Each line of the material must be repeated precisely, with the pictures left out.

[Dataset entries]
---*---

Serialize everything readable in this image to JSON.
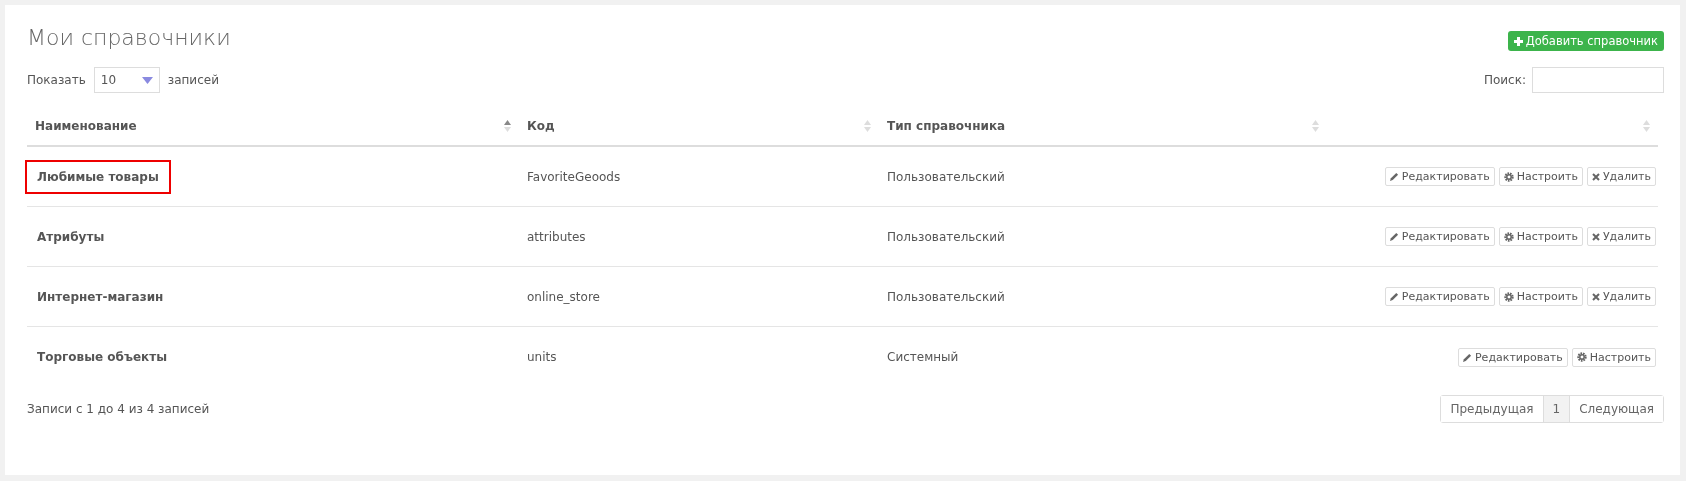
{
  "title": "Мои справочники",
  "add_button": {
    "label": "Добавить справочник"
  },
  "length": {
    "prefix": "Показать",
    "value": "10",
    "suffix": "записей"
  },
  "search": {
    "label": "Поиск:"
  },
  "table": {
    "columns": [
      {
        "label": "Наименование",
        "sorted": true
      },
      {
        "label": "Код",
        "sorted": false
      },
      {
        "label": "Тип справочника",
        "sorted": false
      },
      {
        "sorted": false
      }
    ],
    "rows": [
      {
        "name": "Любимые товары",
        "code": "FavoriteGeoods",
        "type": "Пользовательский",
        "highlighted": true,
        "actions": [
          {
            "kind": "edit",
            "label": "Редактировать"
          },
          {
            "kind": "configure",
            "label": "Настроить"
          },
          {
            "kind": "delete",
            "label": "Удалить"
          }
        ]
      },
      {
        "name": "Атрибуты",
        "code": "attributes",
        "type": "Пользовательский",
        "highlighted": false,
        "actions": [
          {
            "kind": "edit",
            "label": "Редактировать"
          },
          {
            "kind": "configure",
            "label": "Настроить"
          },
          {
            "kind": "delete",
            "label": "Удалить"
          }
        ]
      },
      {
        "name": "Интернет-магазин",
        "code": "online_store",
        "type": "Пользовательский",
        "highlighted": false,
        "actions": [
          {
            "kind": "edit",
            "label": "Редактировать"
          },
          {
            "kind": "configure",
            "label": "Настроить"
          },
          {
            "kind": "delete",
            "label": "Удалить"
          }
        ]
      },
      {
        "name": "Торговые объекты",
        "code": "units",
        "type": "Системный",
        "highlighted": false,
        "actions": [
          {
            "kind": "edit",
            "label": "Редактировать"
          },
          {
            "kind": "configure",
            "label": "Настроить"
          }
        ]
      }
    ]
  },
  "info": "Записи с 1 до 4 из 4 записей",
  "pagination": [
    {
      "label": "Предыдущая",
      "selected": false
    },
    {
      "label": "1",
      "selected": true
    },
    {
      "label": "Следующая",
      "selected": false
    }
  ]
}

---*---

The completed task -
Serialize everything readable in this image to JSON.
{
  "title": "Мои справочники",
  "add_button": {
    "label": "Добавить справочник"
  },
  "length": {
    "prefix": "Показать",
    "value": "10",
    "suffix": "записей"
  },
  "search": {
    "label": "Поиск:"
  },
  "table": {
    "columns": [
      {
        "label": "Наименование",
        "sorted": true
      },
      {
        "label": "Код",
        "sorted": false
      },
      {
        "label": "Тип справочника",
        "sorted": false
      },
      {
        "sorted": false
      }
    ],
    "rows": [
      {
        "name": "Любимые товары",
        "code": "FavoriteGeoods",
        "type": "Пользовательский",
        "highlighted": true,
        "actions": [
          {
            "kind": "edit",
            "label": "Редактировать"
          },
          {
            "kind": "configure",
            "label": "Настроить"
          },
          {
            "kind": "delete",
            "label": "Удалить"
          }
        ]
      },
      {
        "name": "Атрибуты",
        "code": "attributes",
        "type": "Пользовательский",
        "highlighted": false,
        "actions": [
          {
            "kind": "edit",
            "label": "Редактировать"
          },
          {
            "kind": "configure",
            "label": "Настроить"
          },
          {
            "kind": "delete",
            "label": "Удалить"
          }
        ]
      },
      {
        "name": "Интернет-магазин",
        "code": "online_store",
        "type": "Пользовательский",
        "highlighted": false,
        "actions": [
          {
            "kind": "edit",
            "label": "Редактировать"
          },
          {
            "kind": "configure",
            "label": "Настроить"
          },
          {
            "kind": "delete",
            "label": "Удалить"
          }
        ]
      },
      {
        "name": "Торговые объекты",
        "code": "units",
        "type": "Системный",
        "highlighted": false,
        "actions": [
          {
            "kind": "edit",
            "label": "Редактировать"
          },
          {
            "kind": "configure",
            "label": "Настроить"
          }
        ]
      }
    ]
  },
  "info": "Записи с 1 до 4 из 4 записей",
  "pagination": [
    {
      "label": "Предыдущая",
      "selected": false
    },
    {
      "label": "1",
      "selected": true
    },
    {
      "label": "Следующая",
      "selected": false
    }
  ]
}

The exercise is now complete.